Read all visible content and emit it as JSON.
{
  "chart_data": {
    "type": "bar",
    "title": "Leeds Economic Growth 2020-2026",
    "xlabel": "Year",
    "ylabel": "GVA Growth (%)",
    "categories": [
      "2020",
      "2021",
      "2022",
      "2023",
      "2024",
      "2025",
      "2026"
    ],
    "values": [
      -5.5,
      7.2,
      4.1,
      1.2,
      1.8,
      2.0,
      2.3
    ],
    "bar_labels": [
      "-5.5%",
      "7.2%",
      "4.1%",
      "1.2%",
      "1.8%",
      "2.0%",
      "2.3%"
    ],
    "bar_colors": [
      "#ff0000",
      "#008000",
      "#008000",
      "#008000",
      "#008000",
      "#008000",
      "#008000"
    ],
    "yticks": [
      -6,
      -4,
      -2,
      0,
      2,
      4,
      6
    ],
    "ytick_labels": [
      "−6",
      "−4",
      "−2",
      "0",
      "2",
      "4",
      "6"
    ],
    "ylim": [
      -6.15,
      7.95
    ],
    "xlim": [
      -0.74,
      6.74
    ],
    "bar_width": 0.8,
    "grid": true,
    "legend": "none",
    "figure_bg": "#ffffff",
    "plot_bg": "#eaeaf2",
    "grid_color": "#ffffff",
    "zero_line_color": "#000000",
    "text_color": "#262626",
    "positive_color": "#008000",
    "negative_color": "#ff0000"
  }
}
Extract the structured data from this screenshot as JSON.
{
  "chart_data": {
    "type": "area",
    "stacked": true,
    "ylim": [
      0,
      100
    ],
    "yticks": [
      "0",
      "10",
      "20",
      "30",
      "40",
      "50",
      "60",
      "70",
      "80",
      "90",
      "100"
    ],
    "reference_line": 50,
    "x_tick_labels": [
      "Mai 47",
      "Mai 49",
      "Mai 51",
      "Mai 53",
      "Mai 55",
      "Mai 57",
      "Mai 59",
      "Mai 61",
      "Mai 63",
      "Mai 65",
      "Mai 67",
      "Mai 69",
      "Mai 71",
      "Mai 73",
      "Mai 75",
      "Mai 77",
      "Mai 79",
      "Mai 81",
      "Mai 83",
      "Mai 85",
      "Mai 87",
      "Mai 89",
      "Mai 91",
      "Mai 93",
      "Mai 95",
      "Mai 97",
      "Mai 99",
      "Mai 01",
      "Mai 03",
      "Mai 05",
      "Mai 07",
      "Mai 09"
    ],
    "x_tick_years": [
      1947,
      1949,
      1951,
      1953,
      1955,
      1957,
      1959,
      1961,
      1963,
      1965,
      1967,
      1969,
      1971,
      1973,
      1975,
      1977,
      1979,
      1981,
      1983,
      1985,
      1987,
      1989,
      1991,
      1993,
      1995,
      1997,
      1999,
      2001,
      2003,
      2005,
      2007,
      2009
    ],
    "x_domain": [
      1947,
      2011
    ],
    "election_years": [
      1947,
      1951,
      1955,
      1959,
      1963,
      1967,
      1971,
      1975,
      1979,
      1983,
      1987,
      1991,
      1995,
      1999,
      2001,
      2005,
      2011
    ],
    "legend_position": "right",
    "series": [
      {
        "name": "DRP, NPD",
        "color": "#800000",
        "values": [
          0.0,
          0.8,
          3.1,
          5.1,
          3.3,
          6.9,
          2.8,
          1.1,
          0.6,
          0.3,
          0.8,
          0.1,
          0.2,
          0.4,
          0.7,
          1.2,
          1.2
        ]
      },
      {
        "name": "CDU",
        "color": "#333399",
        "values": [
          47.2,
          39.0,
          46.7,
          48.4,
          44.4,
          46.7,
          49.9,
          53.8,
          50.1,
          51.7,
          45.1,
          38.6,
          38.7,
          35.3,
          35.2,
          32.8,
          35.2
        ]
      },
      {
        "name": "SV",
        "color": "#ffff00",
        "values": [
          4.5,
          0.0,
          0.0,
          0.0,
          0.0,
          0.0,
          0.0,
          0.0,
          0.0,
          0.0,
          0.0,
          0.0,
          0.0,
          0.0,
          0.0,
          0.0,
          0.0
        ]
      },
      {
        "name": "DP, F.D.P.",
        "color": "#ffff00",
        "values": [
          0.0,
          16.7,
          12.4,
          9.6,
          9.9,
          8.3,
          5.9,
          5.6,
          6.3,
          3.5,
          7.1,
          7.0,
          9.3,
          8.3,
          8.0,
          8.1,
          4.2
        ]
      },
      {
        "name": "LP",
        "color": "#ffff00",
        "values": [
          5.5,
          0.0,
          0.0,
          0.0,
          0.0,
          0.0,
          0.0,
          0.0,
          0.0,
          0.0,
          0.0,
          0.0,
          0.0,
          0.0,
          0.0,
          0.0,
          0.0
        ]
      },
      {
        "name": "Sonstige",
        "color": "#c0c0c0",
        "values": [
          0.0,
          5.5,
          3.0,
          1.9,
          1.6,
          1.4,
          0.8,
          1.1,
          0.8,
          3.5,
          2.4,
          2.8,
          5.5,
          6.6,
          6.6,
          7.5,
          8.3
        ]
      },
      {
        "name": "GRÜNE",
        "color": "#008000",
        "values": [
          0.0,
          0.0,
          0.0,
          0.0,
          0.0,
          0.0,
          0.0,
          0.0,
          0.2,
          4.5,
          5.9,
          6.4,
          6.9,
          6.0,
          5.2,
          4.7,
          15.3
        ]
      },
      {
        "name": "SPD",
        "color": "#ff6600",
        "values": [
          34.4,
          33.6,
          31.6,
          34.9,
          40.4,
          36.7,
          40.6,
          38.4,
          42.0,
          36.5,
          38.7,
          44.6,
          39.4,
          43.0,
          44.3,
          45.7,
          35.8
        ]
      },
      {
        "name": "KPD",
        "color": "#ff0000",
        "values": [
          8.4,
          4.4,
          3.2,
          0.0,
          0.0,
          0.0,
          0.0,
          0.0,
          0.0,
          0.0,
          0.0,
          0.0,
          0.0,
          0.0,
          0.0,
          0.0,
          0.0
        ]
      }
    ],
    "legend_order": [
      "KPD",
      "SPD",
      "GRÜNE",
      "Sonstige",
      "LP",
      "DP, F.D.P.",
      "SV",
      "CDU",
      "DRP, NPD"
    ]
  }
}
####
* **THE REQUEST**
How many of these lines contain "JSON"? Write only the number.

* **ANSWER IN FULL**
2